Directive —
Convert every line of the material below into a JSON list of strings, one string per line, with blank lines skipped. Leave the pictures out of the list.

* * * *

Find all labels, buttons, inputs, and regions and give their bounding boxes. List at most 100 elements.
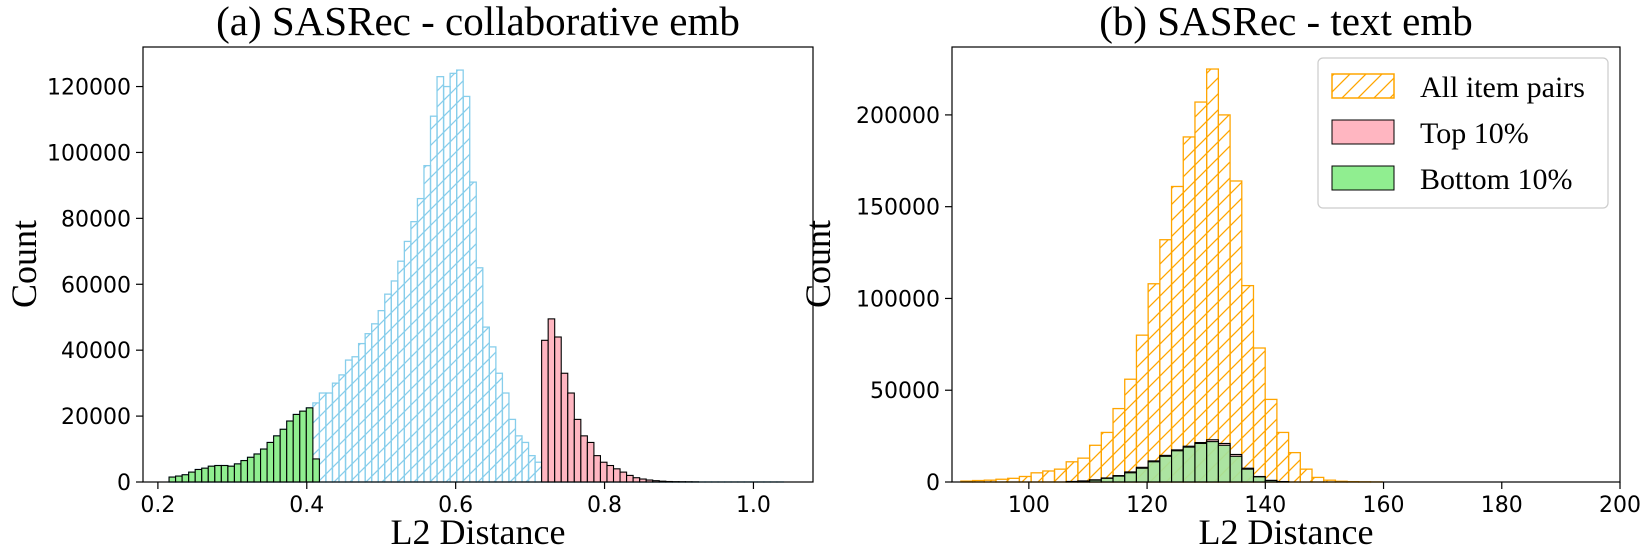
bar-bottom-10- — [292, 413, 301, 483]
legend-label-top-10: Top 10% — [1420, 117, 1529, 150]
bar-all-item-pairs — [527, 454, 536, 483]
bar-all-item-pairs — [344, 359, 353, 483]
bar-all-item-pairs — [1042, 470, 1056, 483]
bar-bottom-10- — [266, 441, 275, 483]
bar-all-item-pairs — [331, 382, 340, 483]
bar-all-item-pairs — [508, 418, 517, 483]
chart-a-y-ticks: 0 20000 40000 60000 80000 100000 120000 — [47, 76, 143, 496]
bar-all-item-pairs — [1159, 239, 1173, 483]
bar-bottom-10- — [1206, 441, 1219, 483]
bar-all-item-pairs — [1030, 472, 1044, 483]
bar-top-10- — [567, 392, 575, 483]
bar-bottom-10- — [240, 460, 249, 483]
legend-swatch-top-10 — [1331, 119, 1395, 145]
bar-all-item-pairs — [1018, 475, 1032, 483]
bar-top-10- — [580, 435, 588, 483]
bar-all-item-pairs — [449, 72, 458, 483]
bar-bottom-10- — [1229, 455, 1243, 483]
bar-all-item-pairs — [1170, 185, 1184, 483]
chart-b-plot-frame — [951, 46, 1621, 483]
x-tick-label: 140 — [1244, 493, 1286, 518]
chart-b-title: (b) SASRec - text emb — [1099, 0, 1472, 44]
bar-bottom-10- — [181, 474, 190, 483]
bar-all-item-pairs — [1299, 468, 1313, 483]
bar-top-10- — [541, 339, 549, 483]
bar-all-item-pairs — [1077, 457, 1091, 483]
bar-all-item-pairs — [423, 164, 432, 483]
chart-a-title: (a) SASRec - collaborative emb — [216, 0, 740, 44]
bar-top-10- — [560, 372, 569, 483]
bar-all-item-pairs — [534, 461, 543, 483]
series-top-10- — [541, 318, 700, 483]
bar-all-item-pairs — [371, 323, 379, 483]
bar-bottom-10- — [1194, 442, 1208, 483]
bar-all-item-pairs — [318, 392, 327, 483]
bar-top-10- — [599, 461, 608, 483]
chart-b-y-axis-label: Count — [798, 220, 838, 308]
bar-bottom-10- — [305, 407, 314, 483]
bar-all-item-pairs — [403, 240, 412, 483]
bar-bottom-10- — [233, 463, 242, 483]
series-all-item-pairs — [168, 69, 785, 483]
bar-bottom-10- — [175, 475, 183, 483]
chart-b-legend: All item pairs Top 10% Bottom 10% — [1317, 57, 1609, 209]
bar-all-item-pairs — [436, 76, 445, 483]
chart-b: (b) SASRec - text emb 0 50000 100000 150000… — [798, 0, 1641, 552]
x-tick-label: 120 — [1126, 493, 1168, 518]
bar-top-10- — [612, 468, 621, 483]
bar-all-item-pairs — [1276, 431, 1290, 483]
bar-all-item-pairs — [1112, 407, 1126, 483]
bar-bottom-10- — [279, 428, 288, 483]
bar-all-item-pairs — [488, 346, 497, 483]
bar-bottom-10- — [207, 465, 216, 483]
bar-all-item-pairs — [429, 115, 438, 483]
chart-a-x-axis-label: L2 Distance — [391, 512, 566, 552]
x-tick-label: 1.0 — [736, 493, 771, 518]
bar-top-10- — [619, 471, 628, 483]
bar-all-item-pairs — [514, 435, 523, 483]
bar-bottom-10- — [260, 448, 268, 483]
bar-top-10- — [547, 318, 556, 483]
bar-bottom-10- — [188, 471, 196, 483]
bar-all-item-pairs — [1287, 451, 1301, 483]
bar-all-item-pairs — [1182, 136, 1196, 483]
series-all-item-pairs — [960, 68, 1383, 483]
bar-bottom-10- — [1124, 472, 1137, 483]
bar-bottom-10- — [1217, 444, 1231, 483]
bar-bottom-10- — [299, 410, 307, 483]
bar-all-item-pairs — [482, 326, 490, 483]
bar-all-item-pairs — [475, 267, 484, 483]
bar-all-item-pairs — [521, 441, 530, 483]
y-tick-label: 100000 — [856, 287, 940, 312]
y-tick-label: 20000 — [61, 405, 131, 430]
bar-bottom-10- — [253, 453, 262, 483]
bar-bottom-10- — [1159, 455, 1173, 483]
bar-bottom-10- — [286, 420, 294, 483]
legend-swatch-all-item-pairs — [1331, 73, 1395, 99]
bar-all-item-pairs — [351, 356, 360, 483]
bar-all-item-pairs — [1252, 347, 1266, 483]
x-tick-label: 0.8 — [587, 493, 622, 518]
y-tick-label: 40000 — [61, 339, 131, 364]
chart-a-y-axis-label: Count — [4, 220, 44, 308]
bar-all-item-pairs — [1088, 444, 1102, 483]
bar-bottom-10- — [273, 435, 281, 483]
bar-bottom-10- — [214, 464, 222, 483]
series-bottom-10- — [168, 407, 320, 483]
x-tick-label: 200 — [1599, 493, 1641, 518]
bar-top-10- — [626, 474, 634, 483]
bar-bottom-10- — [1135, 467, 1149, 483]
chart-a-x-ticks: 0.2 0.4 0.6 0.8 1.0 — [140, 482, 771, 518]
bar-all-item-pairs — [1065, 461, 1079, 483]
bar-bottom-10- — [194, 468, 203, 483]
x-tick-label: 180 — [1481, 493, 1523, 518]
y-tick-label: 0 — [926, 471, 940, 496]
bar-all-item-pairs — [1194, 101, 1208, 483]
bar-all-item-pairs — [416, 197, 425, 483]
bar-bottom-10- — [168, 476, 177, 483]
bar-all-item-pairs — [1124, 378, 1138, 483]
bar-all-item-pairs — [1053, 468, 1067, 483]
y-tick-label: 120000 — [47, 76, 131, 101]
bar-all-item-pairs — [1264, 398, 1278, 483]
bar-top-10- — [573, 418, 582, 483]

* * * *

Task answer —
[
  "Find all labels, buttons, inputs, and regions and give their bounding boxes. List at most 100 elements.",
  "bar-bottom-10- — [292, 413, 301, 483]",
  "legend-label-top-10: Top 10% — [1420, 117, 1529, 150]",
  "bar-all-item-pairs — [527, 454, 536, 483]",
  "bar-all-item-pairs — [344, 359, 353, 483]",
  "bar-all-item-pairs — [1042, 470, 1056, 483]",
  "bar-bottom-10- — [266, 441, 275, 483]",
  "bar-all-item-pairs — [331, 382, 340, 483]",
  "bar-all-item-pairs — [508, 418, 517, 483]",
  "chart-a-y-ticks: 0 20000 40000 60000 80000 100000 120000 — [47, 76, 143, 496]",
  "bar-all-item-pairs — [1159, 239, 1173, 483]",
  "bar-bottom-10- — [1206, 441, 1219, 483]",
  "bar-all-item-pairs — [1030, 472, 1044, 483]",
  "bar-top-10- — [567, 392, 575, 483]",
  "bar-bottom-10- — [240, 460, 249, 483]",
  "legend-swatch-top-10 — [1331, 119, 1395, 145]",
  "bar-all-item-pairs — [1018, 475, 1032, 483]",
  "bar-top-10- — [580, 435, 588, 483]",
  "bar-all-item-pairs — [449, 72, 458, 483]",
  "bar-bottom-10- — [1229, 455, 1243, 483]",
  "bar-all-item-pairs — [1170, 185, 1184, 483]",
  "chart-b-plot-frame — [951, 46, 1621, 483]",
  "x-tick-label: 140 — [1244, 493, 1286, 518]",
  "chart-b-title: (b) SASRec - text emb — [1099, 0, 1472, 44]",
  "bar-bottom-10- — [181, 474, 190, 483]",
  "bar-all-item-pairs — [1299, 468, 1313, 483]",
  "bar-top-10- — [541, 339, 549, 483]",
  "bar-all-item-pairs — [1077, 457, 1091, 483]",
  "bar-all-item-pairs — [423, 164, 432, 483]",
  "chart-a-title: (a) SASRec - collaborative emb — [216, 0, 740, 44]",
  "bar-top-10- — [560, 372, 569, 483]",
  "bar-all-item-pairs — [534, 461, 543, 483]",
  "series-top-10- — [541, 318, 700, 483]",
  "bar-all-item-pairs — [371, 323, 379, 483]",
  "bar-bottom-10- — [1194, 442, 1208, 483]",
  "bar-all-item-pairs — [318, 392, 327, 483]",
  "bar-top-10- — [599, 461, 608, 483]",
  "chart-b-y-axis-label: Count — [798, 220, 838, 308]",
  "bar-bottom-10- — [305, 407, 314, 483]",
  "bar-all-item-pairs — [403, 240, 412, 483]",
  "bar-bottom-10- — [233, 463, 242, 483]",
  "series-all-item-pairs — [168, 69, 785, 483]",
  "bar-bottom-10- — [175, 475, 183, 483]",
  "chart-b-legend: All item pairs Top 10% Bottom 10% — [1317, 57, 1609, 209]",
  "bar-all-item-pairs — [436, 76, 445, 483]",
  "chart-b: (b) SASRec - text emb 0 50000 100000 150000… — [798, 0, 1641, 552]",
  "x-tick-label: 120 — [1126, 493, 1168, 518]",
  "bar-top-10- — [612, 468, 621, 483]",
  "bar-all-item-pairs — [1276, 431, 1290, 483]",
  "bar-all-item-pairs — [1112, 407, 1126, 483]",
  "bar-bottom-10- — [279, 428, 288, 483]",
  "bar-all-item-pairs — [488, 346, 497, 483]",
  "bar-bottom-10- — [207, 465, 216, 483]",
  "bar-all-item-pairs — [429, 115, 438, 483]",
  "chart-a-x-axis-label: L2 Distance — [391, 512, 566, 552]",
  "x-tick-label: 1.0 — [736, 493, 771, 518]",
  "bar-top-10- — [619, 471, 628, 483]",
  "bar-all-item-pairs — [514, 435, 523, 483]",
  "bar-bottom-10- — [260, 448, 268, 483]",
  "bar-top-10- — [547, 318, 556, 483]",
  "bar-bottom-10- — [188, 471, 196, 483]",
  "bar-all-item-pairs — [1287, 451, 1301, 483]",
  "bar-all-item-pairs — [1182, 136, 1196, 483]",
  "series-all-item-pairs — [960, 68, 1383, 483]",
  "bar-bottom-10- — [1124, 472, 1137, 483]",
  "bar-bottom-10- — [1217, 444, 1231, 483]",
  "bar-bottom-10- — [299, 410, 307, 483]",
  "bar-all-item-pairs — [482, 326, 490, 483]",
  "bar-all-item-pairs — [475, 267, 484, 483]",
  "bar-all-item-pairs — [521, 441, 530, 483]",
  "y-tick-label: 100000 — [856, 287, 940, 312]",
  "y-tick-label: 20000 — [61, 405, 131, 430]",
  "bar-bottom-10- — [253, 453, 262, 483]",
  "bar-bottom-10- — [1159, 455, 1173, 483]",
  "bar-bottom-10- — [286, 420, 294, 483]",
  "legend-swatch-all-item-pairs — [1331, 73, 1395, 99]",
  "bar-all-item-pairs — [351, 356, 360, 483]",
  "bar-all-item-pairs — [1252, 347, 1266, 483]",
  "x-tick-label: 0.8 — [587, 493, 622, 518]",
  "y-tick-label: 40000 — [61, 339, 131, 364]",
  "chart-a-y-axis-label: Count — [4, 220, 44, 308]",
  "bar-all-item-pairs — [1088, 444, 1102, 483]",
  "bar-bottom-10- — [273, 435, 281, 483]",
  "bar-bottom-10- — [214, 464, 222, 483]",
  "series-bottom-10- — [168, 407, 320, 483]",
  "x-tick-label: 200 — [1599, 493, 1641, 518]",
  "bar-top-10- — [626, 474, 634, 483]",
  "bar-bottom-10- — [1135, 467, 1149, 483]",
  "chart-a-x-ticks: 0.2 0.4 0.6 0.8 1.0 — [140, 482, 771, 518]",
  "bar-all-item-pairs — [1065, 461, 1079, 483]",
  "bar-bottom-10- — [194, 468, 203, 483]",
  "x-tick-label: 180 — [1481, 493, 1523, 518]",
  "y-tick-label: 0 — [926, 471, 940, 496]",
  "bar-all-item-pairs — [1194, 101, 1208, 483]",
  "bar-all-item-pairs — [416, 197, 425, 483]",
  "bar-bottom-10- — [168, 476, 177, 483]",
  "bar-all-item-pairs — [1124, 378, 1138, 483]",
  "bar-all-item-pairs — [1053, 468, 1067, 483]",
  "y-tick-label: 120000 — [47, 76, 131, 101]",
  "bar-all-item-pairs — [1264, 398, 1278, 483]",
  "bar-top-10- — [573, 418, 582, 483]"
]